--- BEGIN RECORDS SUPPLIED ---
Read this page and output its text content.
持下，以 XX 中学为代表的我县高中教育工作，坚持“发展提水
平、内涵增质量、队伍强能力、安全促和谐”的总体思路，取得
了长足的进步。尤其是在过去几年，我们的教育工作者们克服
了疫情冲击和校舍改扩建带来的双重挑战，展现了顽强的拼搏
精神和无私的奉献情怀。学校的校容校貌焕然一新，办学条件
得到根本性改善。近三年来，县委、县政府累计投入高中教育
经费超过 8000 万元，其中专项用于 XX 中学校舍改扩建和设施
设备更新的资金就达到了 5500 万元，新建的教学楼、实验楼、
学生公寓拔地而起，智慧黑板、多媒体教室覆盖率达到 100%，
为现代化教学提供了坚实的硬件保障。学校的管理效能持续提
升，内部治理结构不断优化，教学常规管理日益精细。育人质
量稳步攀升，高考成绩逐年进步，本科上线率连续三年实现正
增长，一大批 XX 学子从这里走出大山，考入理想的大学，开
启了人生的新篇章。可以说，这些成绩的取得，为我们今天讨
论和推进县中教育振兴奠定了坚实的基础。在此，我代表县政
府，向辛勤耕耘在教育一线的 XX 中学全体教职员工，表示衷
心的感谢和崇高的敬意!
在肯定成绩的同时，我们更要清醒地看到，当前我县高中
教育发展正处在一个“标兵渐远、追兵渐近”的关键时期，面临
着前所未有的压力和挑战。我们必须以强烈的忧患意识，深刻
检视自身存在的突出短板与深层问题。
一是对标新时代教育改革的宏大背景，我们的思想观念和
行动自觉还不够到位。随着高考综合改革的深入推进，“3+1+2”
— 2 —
--- END RECORDS SUPPLIED ---
**SET PROBLEM:**
Print the whole listing exactly as it is.

**COMPLETE OUTPUT:**
Read this page and output its text content.
持下，以 XX 中学为代表的我县高中教育工作，坚持“发展提水
平、内涵增质量、队伍强能力、安全促和谐”的总体思路，取得
了长足的进步。尤其是在过去几年，我们的教育工作者们克服
了疫情冲击和校舍改扩建带来的双重挑战，展现了顽强的拼搏
精神和无私的奉献情怀。学校的校容校貌焕然一新，办学条件
得到根本性改善。近三年来，县委、县政府累计投入高中教育
经费超过 8000 万元，其中专项用于 XX 中学校舍改扩建和设施
设备更新的资金就达到了 5500 万元，新建的教学楼、实验楼、
学生公寓拔地而起，智慧黑板、多媒体教室覆盖率达到 100%，
为现代化教学提供了坚实的硬件保障。学校的管理效能持续提
升，内部治理结构不断优化，教学常规管理日益精细。育人质
量稳步攀升，高考成绩逐年进步，本科上线率连续三年实现正
增长，一大批 XX 学子从这里走出大山，考入理想的大学，开
启了人生的新篇章。可以说，这些成绩的取得，为我们今天讨
论和推进县中教育振兴奠定了坚实的基础。在此，我代表县政
府，向辛勤耕耘在教育一线的 XX 中学全体教职员工，表示衷
心的感谢和崇高的敬意!
在肯定成绩的同时，我们更要清醒地看到，当前我县高中
教育发展正处在一个“标兵渐远、追兵渐近”的关键时期，面临
着前所未有的压力和挑战。我们必须以强烈的忧患意识，深刻
检视自身存在的突出短板与深层问题。
一是对标新时代教育改革的宏大背景，我们的思想观念和
行动自觉还不够到位。随着高考综合改革的深入推进，“3+1+2”
— 2 —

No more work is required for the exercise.